[Data records]
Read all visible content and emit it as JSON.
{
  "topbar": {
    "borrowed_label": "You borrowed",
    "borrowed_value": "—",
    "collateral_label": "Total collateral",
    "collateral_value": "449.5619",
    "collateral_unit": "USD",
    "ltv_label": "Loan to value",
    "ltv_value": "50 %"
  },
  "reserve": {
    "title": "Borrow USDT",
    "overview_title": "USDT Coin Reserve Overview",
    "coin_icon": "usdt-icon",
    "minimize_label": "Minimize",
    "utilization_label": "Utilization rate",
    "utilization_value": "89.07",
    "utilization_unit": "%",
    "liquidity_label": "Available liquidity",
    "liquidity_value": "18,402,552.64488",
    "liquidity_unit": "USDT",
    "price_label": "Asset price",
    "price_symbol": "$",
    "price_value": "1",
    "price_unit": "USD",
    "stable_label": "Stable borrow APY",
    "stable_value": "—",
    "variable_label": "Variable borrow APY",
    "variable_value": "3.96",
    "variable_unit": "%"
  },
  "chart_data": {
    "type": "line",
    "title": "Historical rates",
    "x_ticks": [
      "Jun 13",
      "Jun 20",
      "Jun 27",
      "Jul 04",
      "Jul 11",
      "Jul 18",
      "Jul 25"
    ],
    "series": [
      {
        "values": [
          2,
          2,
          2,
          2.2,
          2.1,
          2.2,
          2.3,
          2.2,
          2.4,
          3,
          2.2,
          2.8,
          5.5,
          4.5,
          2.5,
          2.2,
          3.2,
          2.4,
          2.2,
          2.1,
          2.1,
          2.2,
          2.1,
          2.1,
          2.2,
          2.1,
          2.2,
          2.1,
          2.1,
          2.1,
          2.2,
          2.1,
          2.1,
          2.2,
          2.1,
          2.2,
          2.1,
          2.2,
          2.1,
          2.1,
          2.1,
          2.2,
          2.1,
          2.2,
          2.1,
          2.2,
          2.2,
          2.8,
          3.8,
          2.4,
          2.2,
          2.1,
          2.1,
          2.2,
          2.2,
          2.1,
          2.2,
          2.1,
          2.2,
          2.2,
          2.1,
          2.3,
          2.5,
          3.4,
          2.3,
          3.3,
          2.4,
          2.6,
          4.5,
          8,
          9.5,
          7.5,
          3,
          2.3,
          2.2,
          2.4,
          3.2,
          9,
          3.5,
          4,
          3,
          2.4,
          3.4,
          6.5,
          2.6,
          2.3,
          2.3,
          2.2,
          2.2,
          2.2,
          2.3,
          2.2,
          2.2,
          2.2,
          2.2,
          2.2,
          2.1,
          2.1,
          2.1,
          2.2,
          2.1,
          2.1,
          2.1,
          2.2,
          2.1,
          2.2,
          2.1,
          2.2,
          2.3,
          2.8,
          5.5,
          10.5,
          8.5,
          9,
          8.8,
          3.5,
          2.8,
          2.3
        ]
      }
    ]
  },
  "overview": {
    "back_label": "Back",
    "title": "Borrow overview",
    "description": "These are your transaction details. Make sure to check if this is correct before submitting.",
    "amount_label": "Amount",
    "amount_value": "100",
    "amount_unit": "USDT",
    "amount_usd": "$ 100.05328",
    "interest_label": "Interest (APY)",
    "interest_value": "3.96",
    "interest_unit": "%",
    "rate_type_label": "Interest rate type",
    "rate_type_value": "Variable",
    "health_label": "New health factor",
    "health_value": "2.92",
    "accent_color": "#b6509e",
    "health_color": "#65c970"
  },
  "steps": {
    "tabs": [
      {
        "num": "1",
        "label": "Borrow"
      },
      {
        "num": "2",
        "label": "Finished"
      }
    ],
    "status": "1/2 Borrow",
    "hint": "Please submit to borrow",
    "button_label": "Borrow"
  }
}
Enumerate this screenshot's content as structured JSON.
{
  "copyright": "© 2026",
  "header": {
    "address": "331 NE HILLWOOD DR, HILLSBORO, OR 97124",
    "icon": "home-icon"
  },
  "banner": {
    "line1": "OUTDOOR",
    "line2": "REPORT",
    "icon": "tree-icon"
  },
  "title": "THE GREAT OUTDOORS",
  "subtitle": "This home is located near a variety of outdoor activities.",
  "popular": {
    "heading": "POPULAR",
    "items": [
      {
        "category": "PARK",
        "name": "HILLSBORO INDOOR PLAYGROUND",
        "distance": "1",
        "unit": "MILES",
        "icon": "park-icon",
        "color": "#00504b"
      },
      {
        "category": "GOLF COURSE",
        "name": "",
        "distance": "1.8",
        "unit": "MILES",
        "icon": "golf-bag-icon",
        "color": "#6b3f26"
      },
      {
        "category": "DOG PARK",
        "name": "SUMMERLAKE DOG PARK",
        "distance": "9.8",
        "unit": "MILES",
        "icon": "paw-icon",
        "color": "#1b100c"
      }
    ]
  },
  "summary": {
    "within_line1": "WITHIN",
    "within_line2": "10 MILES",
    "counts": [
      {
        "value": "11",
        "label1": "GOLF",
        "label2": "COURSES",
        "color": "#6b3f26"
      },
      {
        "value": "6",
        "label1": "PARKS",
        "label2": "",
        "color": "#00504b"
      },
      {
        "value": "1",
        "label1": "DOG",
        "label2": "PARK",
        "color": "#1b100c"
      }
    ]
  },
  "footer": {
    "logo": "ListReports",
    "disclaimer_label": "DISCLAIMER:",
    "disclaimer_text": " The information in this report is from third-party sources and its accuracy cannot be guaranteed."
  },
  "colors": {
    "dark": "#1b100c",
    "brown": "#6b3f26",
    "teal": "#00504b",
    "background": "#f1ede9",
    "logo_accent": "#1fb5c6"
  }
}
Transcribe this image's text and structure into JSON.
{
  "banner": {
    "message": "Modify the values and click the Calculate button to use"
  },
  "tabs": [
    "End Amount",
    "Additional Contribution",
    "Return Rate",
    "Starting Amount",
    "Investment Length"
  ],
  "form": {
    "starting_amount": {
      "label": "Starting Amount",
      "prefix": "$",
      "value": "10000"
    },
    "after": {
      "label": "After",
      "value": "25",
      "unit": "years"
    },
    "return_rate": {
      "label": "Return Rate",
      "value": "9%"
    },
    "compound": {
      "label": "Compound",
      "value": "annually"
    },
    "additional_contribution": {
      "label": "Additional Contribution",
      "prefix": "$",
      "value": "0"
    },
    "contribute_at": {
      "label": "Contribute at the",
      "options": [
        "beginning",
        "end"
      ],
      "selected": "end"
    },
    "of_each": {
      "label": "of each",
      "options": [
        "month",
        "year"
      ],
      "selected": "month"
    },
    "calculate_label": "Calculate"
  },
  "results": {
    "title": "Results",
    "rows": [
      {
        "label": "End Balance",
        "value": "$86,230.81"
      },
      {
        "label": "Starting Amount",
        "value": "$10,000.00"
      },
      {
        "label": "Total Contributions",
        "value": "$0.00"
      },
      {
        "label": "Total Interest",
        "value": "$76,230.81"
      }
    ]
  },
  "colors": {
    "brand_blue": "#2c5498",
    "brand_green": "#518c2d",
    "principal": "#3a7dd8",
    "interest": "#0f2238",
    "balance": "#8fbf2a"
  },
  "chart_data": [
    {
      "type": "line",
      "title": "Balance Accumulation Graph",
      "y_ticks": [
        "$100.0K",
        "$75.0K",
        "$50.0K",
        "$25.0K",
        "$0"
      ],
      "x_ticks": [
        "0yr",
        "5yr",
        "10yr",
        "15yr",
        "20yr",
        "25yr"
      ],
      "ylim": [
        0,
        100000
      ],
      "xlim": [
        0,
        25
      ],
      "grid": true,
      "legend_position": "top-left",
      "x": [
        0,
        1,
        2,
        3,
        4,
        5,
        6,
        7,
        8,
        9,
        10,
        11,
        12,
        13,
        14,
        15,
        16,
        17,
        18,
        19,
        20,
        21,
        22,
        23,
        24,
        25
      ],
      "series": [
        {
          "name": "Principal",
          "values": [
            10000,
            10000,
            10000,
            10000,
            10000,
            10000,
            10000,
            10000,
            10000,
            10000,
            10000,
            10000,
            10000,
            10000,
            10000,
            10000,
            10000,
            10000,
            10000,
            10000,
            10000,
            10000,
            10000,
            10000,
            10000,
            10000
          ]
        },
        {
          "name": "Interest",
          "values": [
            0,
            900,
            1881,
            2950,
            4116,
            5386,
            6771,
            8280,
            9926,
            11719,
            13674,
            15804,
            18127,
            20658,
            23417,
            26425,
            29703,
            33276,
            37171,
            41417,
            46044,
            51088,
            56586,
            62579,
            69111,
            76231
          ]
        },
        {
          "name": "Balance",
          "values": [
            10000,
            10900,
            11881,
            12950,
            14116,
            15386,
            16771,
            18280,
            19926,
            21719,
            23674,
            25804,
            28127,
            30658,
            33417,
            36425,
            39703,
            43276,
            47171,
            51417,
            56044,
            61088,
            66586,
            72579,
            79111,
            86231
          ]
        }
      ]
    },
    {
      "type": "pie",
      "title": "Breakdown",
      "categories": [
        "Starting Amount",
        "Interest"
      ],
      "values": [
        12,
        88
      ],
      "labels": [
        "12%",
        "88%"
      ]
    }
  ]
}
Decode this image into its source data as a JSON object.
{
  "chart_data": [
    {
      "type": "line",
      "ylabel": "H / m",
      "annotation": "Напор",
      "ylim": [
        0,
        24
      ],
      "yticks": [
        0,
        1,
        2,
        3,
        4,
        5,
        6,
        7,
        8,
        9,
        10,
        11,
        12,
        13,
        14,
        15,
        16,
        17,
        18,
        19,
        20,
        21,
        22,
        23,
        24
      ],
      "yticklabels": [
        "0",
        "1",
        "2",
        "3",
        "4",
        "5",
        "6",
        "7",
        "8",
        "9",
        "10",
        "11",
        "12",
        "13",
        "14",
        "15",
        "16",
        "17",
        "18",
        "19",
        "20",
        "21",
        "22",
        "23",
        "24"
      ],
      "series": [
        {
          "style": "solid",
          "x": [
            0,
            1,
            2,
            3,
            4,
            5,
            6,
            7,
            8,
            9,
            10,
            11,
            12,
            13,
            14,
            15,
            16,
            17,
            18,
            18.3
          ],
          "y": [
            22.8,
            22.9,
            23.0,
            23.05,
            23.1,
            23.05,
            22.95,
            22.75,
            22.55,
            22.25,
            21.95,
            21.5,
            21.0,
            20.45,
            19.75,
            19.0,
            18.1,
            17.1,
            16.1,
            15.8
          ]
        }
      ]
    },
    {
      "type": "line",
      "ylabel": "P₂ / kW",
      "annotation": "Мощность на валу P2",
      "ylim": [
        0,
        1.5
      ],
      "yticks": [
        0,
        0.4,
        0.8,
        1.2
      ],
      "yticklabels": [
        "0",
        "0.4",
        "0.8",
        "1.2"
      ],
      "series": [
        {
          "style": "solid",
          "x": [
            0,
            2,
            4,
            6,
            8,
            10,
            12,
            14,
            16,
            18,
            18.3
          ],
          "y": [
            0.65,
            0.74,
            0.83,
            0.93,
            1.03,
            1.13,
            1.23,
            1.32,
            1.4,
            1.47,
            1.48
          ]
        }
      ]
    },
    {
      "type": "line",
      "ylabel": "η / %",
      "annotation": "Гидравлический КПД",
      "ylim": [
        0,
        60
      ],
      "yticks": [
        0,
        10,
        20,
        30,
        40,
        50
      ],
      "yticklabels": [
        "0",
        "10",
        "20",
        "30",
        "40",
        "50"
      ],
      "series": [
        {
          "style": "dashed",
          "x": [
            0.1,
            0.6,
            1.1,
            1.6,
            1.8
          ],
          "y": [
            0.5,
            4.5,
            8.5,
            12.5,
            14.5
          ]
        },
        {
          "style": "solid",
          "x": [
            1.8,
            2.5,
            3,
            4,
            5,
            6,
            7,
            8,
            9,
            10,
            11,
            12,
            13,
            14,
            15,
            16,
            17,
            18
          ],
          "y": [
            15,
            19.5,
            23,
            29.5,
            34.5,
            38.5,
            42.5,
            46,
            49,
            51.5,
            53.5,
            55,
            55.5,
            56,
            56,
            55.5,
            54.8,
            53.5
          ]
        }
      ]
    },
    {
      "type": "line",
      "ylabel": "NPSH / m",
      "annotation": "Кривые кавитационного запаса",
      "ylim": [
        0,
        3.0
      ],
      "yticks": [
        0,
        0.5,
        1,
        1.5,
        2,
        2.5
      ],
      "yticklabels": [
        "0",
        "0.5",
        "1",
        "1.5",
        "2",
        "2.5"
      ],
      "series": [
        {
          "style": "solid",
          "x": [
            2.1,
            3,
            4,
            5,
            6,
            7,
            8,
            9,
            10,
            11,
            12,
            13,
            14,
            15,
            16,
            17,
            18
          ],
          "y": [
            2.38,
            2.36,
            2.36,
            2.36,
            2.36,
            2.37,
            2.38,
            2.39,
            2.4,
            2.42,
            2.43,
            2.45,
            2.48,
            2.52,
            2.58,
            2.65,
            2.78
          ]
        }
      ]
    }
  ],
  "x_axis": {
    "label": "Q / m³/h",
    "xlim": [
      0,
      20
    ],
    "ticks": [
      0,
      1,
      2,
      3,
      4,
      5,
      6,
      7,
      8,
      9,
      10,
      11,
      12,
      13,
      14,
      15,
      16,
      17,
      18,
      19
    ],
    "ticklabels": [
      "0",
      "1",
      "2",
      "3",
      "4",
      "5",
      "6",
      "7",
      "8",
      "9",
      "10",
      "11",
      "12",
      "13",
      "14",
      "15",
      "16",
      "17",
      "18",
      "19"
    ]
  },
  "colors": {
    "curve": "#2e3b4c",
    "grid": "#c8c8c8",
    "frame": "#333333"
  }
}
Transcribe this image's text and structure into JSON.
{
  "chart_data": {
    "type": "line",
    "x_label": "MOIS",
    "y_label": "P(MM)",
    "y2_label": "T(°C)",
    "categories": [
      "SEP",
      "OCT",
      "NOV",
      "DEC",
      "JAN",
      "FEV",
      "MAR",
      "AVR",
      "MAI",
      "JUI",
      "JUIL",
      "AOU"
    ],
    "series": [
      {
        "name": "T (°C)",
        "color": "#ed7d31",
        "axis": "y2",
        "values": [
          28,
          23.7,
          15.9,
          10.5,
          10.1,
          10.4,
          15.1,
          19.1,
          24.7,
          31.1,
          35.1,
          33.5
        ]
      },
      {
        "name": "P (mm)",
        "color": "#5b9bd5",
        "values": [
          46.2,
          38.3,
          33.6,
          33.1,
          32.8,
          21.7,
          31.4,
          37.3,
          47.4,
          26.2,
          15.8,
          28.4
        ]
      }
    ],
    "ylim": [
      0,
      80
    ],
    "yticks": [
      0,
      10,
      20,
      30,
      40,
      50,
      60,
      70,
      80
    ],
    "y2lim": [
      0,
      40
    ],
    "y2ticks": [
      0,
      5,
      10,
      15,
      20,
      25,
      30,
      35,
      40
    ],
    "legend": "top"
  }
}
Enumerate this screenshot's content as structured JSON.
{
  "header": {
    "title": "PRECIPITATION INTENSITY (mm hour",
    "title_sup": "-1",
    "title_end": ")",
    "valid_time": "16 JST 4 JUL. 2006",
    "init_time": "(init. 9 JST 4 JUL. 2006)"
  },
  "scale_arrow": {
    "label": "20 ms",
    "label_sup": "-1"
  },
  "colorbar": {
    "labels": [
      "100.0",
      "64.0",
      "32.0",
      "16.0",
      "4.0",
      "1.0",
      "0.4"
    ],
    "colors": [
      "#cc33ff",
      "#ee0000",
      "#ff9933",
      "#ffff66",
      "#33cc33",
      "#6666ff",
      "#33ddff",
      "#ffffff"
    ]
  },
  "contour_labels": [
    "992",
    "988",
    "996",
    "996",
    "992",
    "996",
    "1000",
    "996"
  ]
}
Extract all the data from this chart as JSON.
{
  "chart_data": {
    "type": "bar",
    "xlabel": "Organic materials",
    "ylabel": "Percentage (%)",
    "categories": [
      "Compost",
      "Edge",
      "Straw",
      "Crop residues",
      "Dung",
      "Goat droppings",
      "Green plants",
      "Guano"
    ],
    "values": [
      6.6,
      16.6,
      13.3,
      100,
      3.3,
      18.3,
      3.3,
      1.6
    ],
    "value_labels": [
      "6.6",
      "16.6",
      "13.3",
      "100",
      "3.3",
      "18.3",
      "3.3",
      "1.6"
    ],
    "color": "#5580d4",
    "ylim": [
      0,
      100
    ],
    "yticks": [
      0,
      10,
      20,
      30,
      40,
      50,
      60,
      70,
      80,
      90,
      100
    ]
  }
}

> _STATED PROBLEM_:
State how many lines in the records above contain the word "home", and give only that number.

> _WRITTEN ANSWER_:
2